:: Task to complete ::
Copy this listing line for line, without changing anything.

[Extracted records]
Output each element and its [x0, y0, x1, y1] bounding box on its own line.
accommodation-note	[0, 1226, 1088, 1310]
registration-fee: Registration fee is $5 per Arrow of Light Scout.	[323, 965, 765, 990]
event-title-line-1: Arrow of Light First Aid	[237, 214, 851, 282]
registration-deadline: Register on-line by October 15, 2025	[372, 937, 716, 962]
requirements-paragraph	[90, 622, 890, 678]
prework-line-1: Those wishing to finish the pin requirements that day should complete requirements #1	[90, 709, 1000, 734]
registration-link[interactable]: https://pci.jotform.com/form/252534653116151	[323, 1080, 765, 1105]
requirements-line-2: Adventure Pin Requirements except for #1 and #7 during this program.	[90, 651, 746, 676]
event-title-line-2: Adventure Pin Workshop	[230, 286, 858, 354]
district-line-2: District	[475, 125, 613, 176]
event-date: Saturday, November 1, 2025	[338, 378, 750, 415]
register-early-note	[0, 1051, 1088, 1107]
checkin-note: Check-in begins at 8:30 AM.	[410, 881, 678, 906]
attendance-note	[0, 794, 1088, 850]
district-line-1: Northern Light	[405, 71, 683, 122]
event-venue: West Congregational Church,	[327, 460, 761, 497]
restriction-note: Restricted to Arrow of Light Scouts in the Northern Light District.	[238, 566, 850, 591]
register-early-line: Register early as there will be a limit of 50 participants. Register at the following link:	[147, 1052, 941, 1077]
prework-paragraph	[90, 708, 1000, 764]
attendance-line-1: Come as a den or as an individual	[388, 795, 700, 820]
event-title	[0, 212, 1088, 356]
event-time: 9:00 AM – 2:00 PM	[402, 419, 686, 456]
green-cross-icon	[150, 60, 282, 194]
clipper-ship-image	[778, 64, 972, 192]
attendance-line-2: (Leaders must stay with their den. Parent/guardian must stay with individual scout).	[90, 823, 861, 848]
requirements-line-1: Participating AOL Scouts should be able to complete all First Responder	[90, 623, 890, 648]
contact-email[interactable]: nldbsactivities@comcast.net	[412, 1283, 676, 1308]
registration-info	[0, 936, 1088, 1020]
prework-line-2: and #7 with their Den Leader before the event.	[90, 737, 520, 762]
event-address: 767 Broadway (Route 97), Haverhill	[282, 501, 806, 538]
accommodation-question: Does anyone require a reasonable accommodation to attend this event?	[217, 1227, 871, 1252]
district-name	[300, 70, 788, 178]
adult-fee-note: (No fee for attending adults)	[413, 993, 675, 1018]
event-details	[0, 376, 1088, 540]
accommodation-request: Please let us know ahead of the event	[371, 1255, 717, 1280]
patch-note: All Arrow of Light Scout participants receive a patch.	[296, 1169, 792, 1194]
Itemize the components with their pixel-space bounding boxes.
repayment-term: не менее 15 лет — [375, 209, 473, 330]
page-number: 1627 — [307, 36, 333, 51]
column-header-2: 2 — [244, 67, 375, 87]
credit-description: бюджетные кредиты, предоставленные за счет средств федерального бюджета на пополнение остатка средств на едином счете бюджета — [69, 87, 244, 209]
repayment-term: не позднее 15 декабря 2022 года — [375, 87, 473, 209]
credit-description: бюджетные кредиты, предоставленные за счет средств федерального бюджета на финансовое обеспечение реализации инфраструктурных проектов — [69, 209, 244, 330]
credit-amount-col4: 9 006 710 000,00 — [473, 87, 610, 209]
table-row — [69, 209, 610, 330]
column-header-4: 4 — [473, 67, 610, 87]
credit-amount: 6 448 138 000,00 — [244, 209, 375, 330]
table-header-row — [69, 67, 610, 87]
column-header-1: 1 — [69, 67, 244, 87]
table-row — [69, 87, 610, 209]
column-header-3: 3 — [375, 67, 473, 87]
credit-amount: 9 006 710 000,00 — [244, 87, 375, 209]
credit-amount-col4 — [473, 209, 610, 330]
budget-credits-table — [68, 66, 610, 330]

:: Solution to the exercise ::
Output each element and its [x0, y0, x1, y1] bounding box on its own line.
accommodation-note	[0, 1226, 1088, 1310]
registration-fee: Registration fee is $5 per Arrow of Light Scout.	[323, 965, 765, 990]
event-title-line-1: Arrow of Light First Aid	[237, 214, 851, 282]
registration-deadline: Register on-line by October 15, 2025	[372, 937, 716, 962]
requirements-paragraph	[90, 622, 890, 678]
prework-line-1: Those wishing to finish the pin requirements that day should complete requirements #1	[90, 709, 1000, 734]
registration-link[interactable]: https://pci.jotform.com/form/252534653116151	[323, 1080, 765, 1105]
requirements-line-2: Adventure Pin Requirements except for #1 and #7 during this program.	[90, 651, 746, 676]
event-title-line-2: Adventure Pin Workshop	[230, 286, 858, 354]
district-line-2: District	[475, 125, 613, 176]
event-date: Saturday, November 1, 2025	[338, 378, 750, 415]
register-early-note	[0, 1051, 1088, 1107]
checkin-note: Check-in begins at 8:30 AM.	[410, 881, 678, 906]
attendance-note	[0, 794, 1088, 850]
district-line-1: Northern Light	[405, 71, 683, 122]
event-venue: West Congregational Church,	[327, 460, 761, 497]
restriction-note: Restricted to Arrow of Light Scouts in the Northern Light District.	[238, 566, 850, 591]
register-early-line: Register early as there will be a limit of 50 participants. Register at the following link:	[147, 1052, 941, 1077]
prework-paragraph	[90, 708, 1000, 764]
attendance-line-1: Come as a den or as an individual	[388, 795, 700, 820]
event-title	[0, 212, 1088, 356]
event-time: 9:00 AM – 2:00 PM	[402, 419, 686, 456]
green-cross-icon	[150, 60, 282, 194]
clipper-ship-image	[778, 64, 972, 192]
attendance-line-2: (Leaders must stay with their den. Parent/guardian must stay with individual scout).	[90, 823, 861, 848]
requirements-line-1: Participating AOL Scouts should be able to complete all First Responder	[90, 623, 890, 648]
contact-email[interactable]: nldbsactivities@comcast.net	[412, 1283, 676, 1308]
registration-info	[0, 936, 1088, 1020]
prework-line-2: and #7 with their Den Leader before the event.	[90, 737, 520, 762]
event-address: 767 Broadway (Route 97), Haverhill	[282, 501, 806, 538]
accommodation-question: Does anyone require a reasonable accommodation to attend this event?	[217, 1227, 871, 1252]
district-name	[300, 70, 788, 178]
adult-fee-note: (No fee for attending adults)	[413, 993, 675, 1018]
event-details	[0, 376, 1088, 540]
accommodation-request: Please let us know ahead of the event	[371, 1255, 717, 1280]
patch-note: All Arrow of Light Scout participants receive a patch.	[296, 1169, 792, 1194]
Itemize the components with their pixel-space bounding boxes.
repayment-term: не менее 15 лет — [375, 209, 473, 330]
page-number: 1627 — [307, 36, 333, 51]
column-header-2: 2 — [244, 67, 375, 87]
credit-description: бюджетные кредиты, предоставленные за счет средств федерального бюджета на пополнение остатка средств на едином счете бюджета — [69, 87, 244, 209]
repayment-term: не позднее 15 декабря 2022 года — [375, 87, 473, 209]
credit-description: бюджетные кредиты, предоставленные за счет средств федерального бюджета на финансовое обеспечение реализации инфраструктурных проектов — [69, 209, 244, 330]
credit-amount-col4: 9 006 710 000,00 — [473, 87, 610, 209]
table-row — [69, 209, 610, 330]
column-header-4: 4 — [473, 67, 610, 87]
credit-amount: 6 448 138 000,00 — [244, 209, 375, 330]
table-header-row — [69, 67, 610, 87]
column-header-1: 1 — [69, 67, 244, 87]
table-row — [69, 87, 610, 209]
column-header-3: 3 — [375, 67, 473, 87]
credit-amount: 9 006 710 000,00 — [244, 87, 375, 209]
credit-amount-col4 — [473, 209, 610, 330]
budget-credits-table — [68, 66, 610, 330]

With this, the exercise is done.